**EXERCISE GOAL**
Pictures do not belong in the copy. Return all of the entries exactly.

◇ ◇ ◇ ◇ ◇ ◇ ◇

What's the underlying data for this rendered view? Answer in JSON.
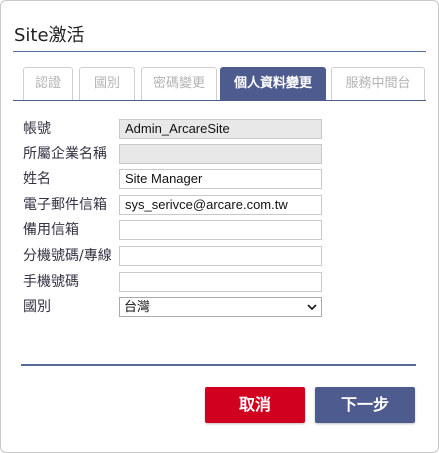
{
  "dialog": {
    "title": "Site激活"
  },
  "tabs": [
    {
      "label": "認證",
      "active": false
    },
    {
      "label": "國別",
      "active": false
    },
    {
      "label": "密碼變更",
      "active": false
    },
    {
      "label": "個人資料變更",
      "active": true
    },
    {
      "label": "服務中間台",
      "active": false
    }
  ],
  "form": {
    "account": {
      "label": "帳號",
      "value": "Admin_ArcareSite"
    },
    "company": {
      "label": "所屬企業名稱",
      "value": ""
    },
    "name": {
      "label": "姓名",
      "value": "Site Manager"
    },
    "email": {
      "label": "電子郵件信箱",
      "value": "sys_serivce@arcare.com.tw"
    },
    "backup_email": {
      "label": "備用信箱",
      "value": ""
    },
    "extension": {
      "label": "分機號碼/專線",
      "value": ""
    },
    "mobile": {
      "label": "手機號碼",
      "value": ""
    },
    "country": {
      "label": "國別",
      "selected": "台灣"
    }
  },
  "buttons": {
    "cancel": "取消",
    "next": "下一步"
  },
  "colors": {
    "accent": "#4e5b8e",
    "danger": "#d2001f",
    "readonly_bg": "#e8e8e8"
  }
}
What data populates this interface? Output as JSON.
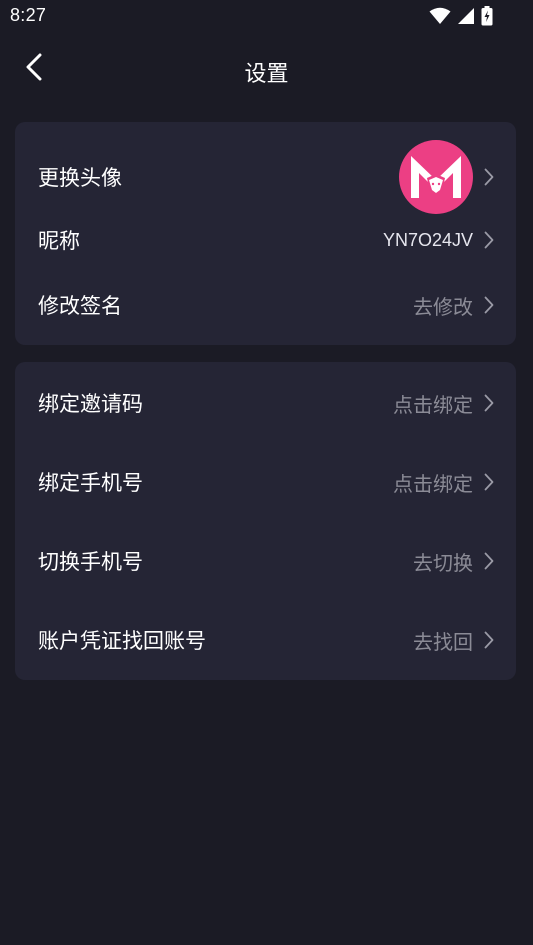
{
  "status_bar": {
    "time": "8:27",
    "icons": [
      "wifi-icon",
      "signal-icon",
      "battery-charging-icon"
    ]
  },
  "nav": {
    "title": "设置",
    "back_icon": "chevron-left-icon"
  },
  "profile_section": {
    "avatar_row": {
      "label": "更换头像"
    },
    "nickname_row": {
      "label": "昵称",
      "value": "YN7O24JV"
    },
    "signature_row": {
      "label": "修改签名",
      "value": "去修改"
    }
  },
  "account_section": {
    "items": [
      {
        "label": "绑定邀请码",
        "value": "点击绑定"
      },
      {
        "label": "绑定手机号",
        "value": "点击绑定"
      },
      {
        "label": "切换手机号",
        "value": "去切换"
      },
      {
        "label": "账户凭证找回账号",
        "value": "去找回"
      }
    ]
  },
  "colors": {
    "background": "#1b1b25",
    "card": "#252535",
    "avatar_brand": "#ec3f84",
    "secondary_text": "#8b8b96"
  }
}
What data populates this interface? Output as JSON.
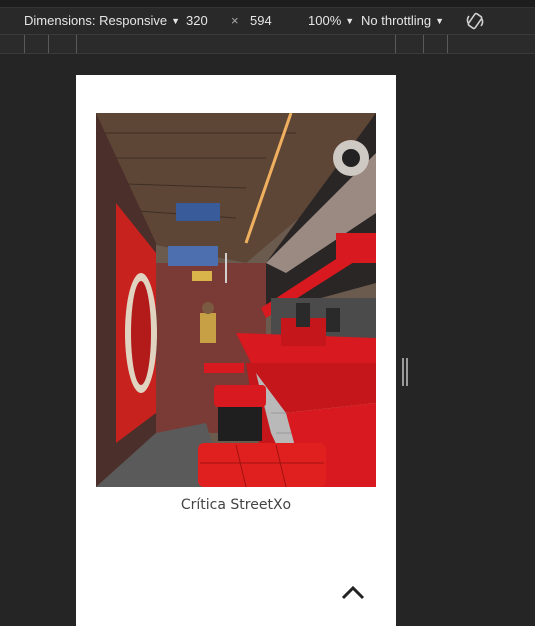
{
  "devtools": {
    "dimensions_label": "Dimensions: Responsive",
    "width_value": "320",
    "times_symbol": "×",
    "height_value": "594",
    "zoom_label": "100%",
    "throttling_label": "No throttling",
    "rotate_icon": "rotate-icon"
  },
  "page": {
    "caption": "Crítica StreetXo",
    "up_icon": "chevron-up-icon"
  },
  "colors": {
    "accent_red": "#d8191f",
    "devtools_bg": "#292929"
  }
}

◇ ◇ ◇ ◇ ◇ ◇ ◇

**WORKED ANSWER**
What's the underlying data for this rendered view? Answer in JSON.
{
  "dialog": {
    "title": "Site激活"
  },
  "tabs": [
    {
      "label": "認證",
      "active": false
    },
    {
      "label": "國別",
      "active": false
    },
    {
      "label": "密碼變更",
      "active": false
    },
    {
      "label": "個人資料變更",
      "active": true
    },
    {
      "label": "服務中間台",
      "active": false
    }
  ],
  "form": {
    "account": {
      "label": "帳號",
      "value": "Admin_ArcareSite"
    },
    "company": {
      "label": "所屬企業名稱",
      "value": ""
    },
    "name": {
      "label": "姓名",
      "value": "Site Manager"
    },
    "email": {
      "label": "電子郵件信箱",
      "value": "sys_serivce@arcare.com.tw"
    },
    "backup_email": {
      "label": "備用信箱",
      "value": ""
    },
    "extension": {
      "label": "分機號碼/專線",
      "value": ""
    },
    "mobile": {
      "label": "手機號碼",
      "value": ""
    },
    "country": {
      "label": "國別",
      "selected": "台灣"
    }
  },
  "buttons": {
    "cancel": "取消",
    "next": "下一步"
  },
  "colors": {
    "accent": "#4e5b8e",
    "danger": "#d2001f",
    "readonly_bg": "#e8e8e8"
  }
}
What data populates this interface? Output as JSON.
{
  "status_bar": {
    "time": "8:27",
    "icons": [
      "wifi-icon",
      "signal-icon",
      "battery-charging-icon"
    ]
  },
  "nav": {
    "title": "设置",
    "back_icon": "chevron-left-icon"
  },
  "profile_section": {
    "avatar_row": {
      "label": "更换头像"
    },
    "nickname_row": {
      "label": "昵称",
      "value": "YN7O24JV"
    },
    "signature_row": {
      "label": "修改签名",
      "value": "去修改"
    }
  },
  "account_section": {
    "items": [
      {
        "label": "绑定邀请码",
        "value": "点击绑定"
      },
      {
        "label": "绑定手机号",
        "value": "点击绑定"
      },
      {
        "label": "切换手机号",
        "value": "去切换"
      },
      {
        "label": "账户凭证找回账号",
        "value": "去找回"
      }
    ]
  },
  "colors": {
    "background": "#1b1b25",
    "card": "#252535",
    "avatar_brand": "#ec3f84",
    "secondary_text": "#8b8b96"
  }
}
What data populates this interface? Output as JSON.
{
  "devtools": {
    "dimensions_label": "Dimensions: Responsive",
    "width_value": "320",
    "times_symbol": "×",
    "height_value": "594",
    "zoom_label": "100%",
    "throttling_label": "No throttling",
    "rotate_icon": "rotate-icon"
  },
  "page": {
    "caption": "Crítica StreetXo",
    "up_icon": "chevron-up-icon"
  },
  "colors": {
    "accent_red": "#d8191f",
    "devtools_bg": "#292929"
  }
}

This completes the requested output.